» Task to complete: Retype each entry below exactly as it stands.

+--

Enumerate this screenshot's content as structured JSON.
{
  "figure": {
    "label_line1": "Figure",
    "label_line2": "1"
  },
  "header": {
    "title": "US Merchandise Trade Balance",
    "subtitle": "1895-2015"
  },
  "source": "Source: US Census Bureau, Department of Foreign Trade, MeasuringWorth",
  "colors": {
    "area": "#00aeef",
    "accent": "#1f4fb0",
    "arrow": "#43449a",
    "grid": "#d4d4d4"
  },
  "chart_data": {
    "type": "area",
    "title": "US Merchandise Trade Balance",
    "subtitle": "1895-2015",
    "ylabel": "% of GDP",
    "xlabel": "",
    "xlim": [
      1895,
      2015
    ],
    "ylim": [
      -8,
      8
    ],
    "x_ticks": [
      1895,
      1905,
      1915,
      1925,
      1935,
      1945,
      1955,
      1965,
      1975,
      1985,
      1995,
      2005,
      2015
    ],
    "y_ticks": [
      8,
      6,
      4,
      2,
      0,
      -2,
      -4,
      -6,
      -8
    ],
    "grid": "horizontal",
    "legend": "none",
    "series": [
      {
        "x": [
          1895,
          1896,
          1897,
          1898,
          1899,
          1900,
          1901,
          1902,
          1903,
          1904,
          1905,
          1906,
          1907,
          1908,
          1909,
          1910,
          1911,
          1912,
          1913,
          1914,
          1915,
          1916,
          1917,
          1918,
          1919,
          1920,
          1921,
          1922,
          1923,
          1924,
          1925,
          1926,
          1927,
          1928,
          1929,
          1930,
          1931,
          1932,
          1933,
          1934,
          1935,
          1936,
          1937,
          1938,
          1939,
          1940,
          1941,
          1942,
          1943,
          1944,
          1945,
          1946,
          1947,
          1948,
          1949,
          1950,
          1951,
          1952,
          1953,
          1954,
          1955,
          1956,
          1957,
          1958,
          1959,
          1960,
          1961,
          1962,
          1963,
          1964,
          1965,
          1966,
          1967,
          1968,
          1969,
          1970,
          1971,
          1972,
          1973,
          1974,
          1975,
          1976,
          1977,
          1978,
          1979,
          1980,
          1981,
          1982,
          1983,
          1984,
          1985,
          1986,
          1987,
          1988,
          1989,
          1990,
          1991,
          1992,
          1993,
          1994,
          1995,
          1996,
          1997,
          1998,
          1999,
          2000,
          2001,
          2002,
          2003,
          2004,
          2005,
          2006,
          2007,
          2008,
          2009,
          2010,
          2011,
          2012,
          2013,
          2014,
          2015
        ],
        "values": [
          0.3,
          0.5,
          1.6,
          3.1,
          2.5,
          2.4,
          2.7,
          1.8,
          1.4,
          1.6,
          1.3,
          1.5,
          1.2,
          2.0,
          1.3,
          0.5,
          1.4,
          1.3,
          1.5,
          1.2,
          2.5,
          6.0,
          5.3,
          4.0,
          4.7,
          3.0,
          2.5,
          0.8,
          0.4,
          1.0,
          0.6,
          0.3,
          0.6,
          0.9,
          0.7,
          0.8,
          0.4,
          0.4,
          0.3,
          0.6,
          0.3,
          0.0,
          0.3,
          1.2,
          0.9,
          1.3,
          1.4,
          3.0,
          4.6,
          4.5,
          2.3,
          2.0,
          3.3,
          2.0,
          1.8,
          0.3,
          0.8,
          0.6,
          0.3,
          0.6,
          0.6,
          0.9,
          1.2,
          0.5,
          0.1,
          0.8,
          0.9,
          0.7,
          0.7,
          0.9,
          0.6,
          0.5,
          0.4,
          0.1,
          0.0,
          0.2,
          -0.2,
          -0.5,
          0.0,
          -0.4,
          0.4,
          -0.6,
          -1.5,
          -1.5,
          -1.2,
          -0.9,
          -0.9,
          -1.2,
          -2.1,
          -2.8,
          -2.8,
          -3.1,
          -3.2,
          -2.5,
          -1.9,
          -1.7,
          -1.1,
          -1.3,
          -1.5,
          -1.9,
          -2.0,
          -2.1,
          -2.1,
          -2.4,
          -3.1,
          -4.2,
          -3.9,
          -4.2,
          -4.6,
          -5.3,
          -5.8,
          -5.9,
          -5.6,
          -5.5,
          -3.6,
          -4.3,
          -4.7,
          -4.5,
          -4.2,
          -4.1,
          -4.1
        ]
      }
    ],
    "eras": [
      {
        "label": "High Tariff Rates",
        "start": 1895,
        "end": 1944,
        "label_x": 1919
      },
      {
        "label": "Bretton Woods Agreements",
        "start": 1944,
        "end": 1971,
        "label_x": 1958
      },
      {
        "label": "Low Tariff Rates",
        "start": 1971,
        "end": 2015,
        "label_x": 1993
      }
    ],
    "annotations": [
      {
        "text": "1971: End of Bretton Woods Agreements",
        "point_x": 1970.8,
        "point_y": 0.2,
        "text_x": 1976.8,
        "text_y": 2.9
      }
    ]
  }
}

+--

» Response to this task:
Enumerate this screenshot's content as structured JSON.
{
  "figure": {
    "label_line1": "Figure",
    "label_line2": "1"
  },
  "header": {
    "title": "US Merchandise Trade Balance",
    "subtitle": "1895-2015"
  },
  "source": "Source: US Census Bureau, Department of Foreign Trade, MeasuringWorth",
  "colors": {
    "area": "#00aeef",
    "accent": "#1f4fb0",
    "arrow": "#43449a",
    "grid": "#d4d4d4"
  },
  "chart_data": {
    "type": "area",
    "title": "US Merchandise Trade Balance",
    "subtitle": "1895-2015",
    "ylabel": "% of GDP",
    "xlabel": "",
    "xlim": [
      1895,
      2015
    ],
    "ylim": [
      -8,
      8
    ],
    "x_ticks": [
      1895,
      1905,
      1915,
      1925,
      1935,
      1945,
      1955,
      1965,
      1975,
      1985,
      1995,
      2005,
      2015
    ],
    "y_ticks": [
      8,
      6,
      4,
      2,
      0,
      -2,
      -4,
      -6,
      -8
    ],
    "grid": "horizontal",
    "legend": "none",
    "series": [
      {
        "x": [
          1895,
          1896,
          1897,
          1898,
          1899,
          1900,
          1901,
          1902,
          1903,
          1904,
          1905,
          1906,
          1907,
          1908,
          1909,
          1910,
          1911,
          1912,
          1913,
          1914,
          1915,
          1916,
          1917,
          1918,
          1919,
          1920,
          1921,
          1922,
          1923,
          1924,
          1925,
          1926,
          1927,
          1928,
          1929,
          1930,
          1931,
          1932,
          1933,
          1934,
          1935,
          1936,
          1937,
          1938,
          1939,
          1940,
          1941,
          1942,
          1943,
          1944,
          1945,
          1946,
          1947,
          1948,
          1949,
          1950,
          1951,
          1952,
          1953,
          1954,
          1955,
          1956,
          1957,
          1958,
          1959,
          1960,
          1961,
          1962,
          1963,
          1964,
          1965,
          1966,
          1967,
          1968,
          1969,
          1970,
          1971,
          1972,
          1973,
          1974,
          1975,
          1976,
          1977,
          1978,
          1979,
          1980,
          1981,
          1982,
          1983,
          1984,
          1985,
          1986,
          1987,
          1988,
          1989,
          1990,
          1991,
          1992,
          1993,
          1994,
          1995,
          1996,
          1997,
          1998,
          1999,
          2000,
          2001,
          2002,
          2003,
          2004,
          2005,
          2006,
          2007,
          2008,
          2009,
          2010,
          2011,
          2012,
          2013,
          2014,
          2015
        ],
        "values": [
          0.3,
          0.5,
          1.6,
          3.1,
          2.5,
          2.4,
          2.7,
          1.8,
          1.4,
          1.6,
          1.3,
          1.5,
          1.2,
          2.0,
          1.3,
          0.5,
          1.4,
          1.3,
          1.5,
          1.2,
          2.5,
          6.0,
          5.3,
          4.0,
          4.7,
          3.0,
          2.5,
          0.8,
          0.4,
          1.0,
          0.6,
          0.3,
          0.6,
          0.9,
          0.7,
          0.8,
          0.4,
          0.4,
          0.3,
          0.6,
          0.3,
          0.0,
          0.3,
          1.2,
          0.9,
          1.3,
          1.4,
          3.0,
          4.6,
          4.5,
          2.3,
          2.0,
          3.3,
          2.0,
          1.8,
          0.3,
          0.8,
          0.6,
          0.3,
          0.6,
          0.6,
          0.9,
          1.2,
          0.5,
          0.1,
          0.8,
          0.9,
          0.7,
          0.7,
          0.9,
          0.6,
          0.5,
          0.4,
          0.1,
          0.0,
          0.2,
          -0.2,
          -0.5,
          0.0,
          -0.4,
          0.4,
          -0.6,
          -1.5,
          -1.5,
          -1.2,
          -0.9,
          -0.9,
          -1.2,
          -2.1,
          -2.8,
          -2.8,
          -3.1,
          -3.2,
          -2.5,
          -1.9,
          -1.7,
          -1.1,
          -1.3,
          -1.5,
          -1.9,
          -2.0,
          -2.1,
          -2.1,
          -2.4,
          -3.1,
          -4.2,
          -3.9,
          -4.2,
          -4.6,
          -5.3,
          -5.8,
          -5.9,
          -5.6,
          -5.5,
          -3.6,
          -4.3,
          -4.7,
          -4.5,
          -4.2,
          -4.1,
          -4.1
        ]
      }
    ],
    "eras": [
      {
        "label": "High Tariff Rates",
        "start": 1895,
        "end": 1944,
        "label_x": 1919
      },
      {
        "label": "Bretton Woods Agreements",
        "start": 1944,
        "end": 1971,
        "label_x": 1958
      },
      {
        "label": "Low Tariff Rates",
        "start": 1971,
        "end": 2015,
        "label_x": 1993
      }
    ],
    "annotations": [
      {
        "text": "1971: End of Bretton Woods Agreements",
        "point_x": 1970.8,
        "point_y": 0.2,
        "text_x": 1976.8,
        "text_y": 2.9
      }
    ]
  }
}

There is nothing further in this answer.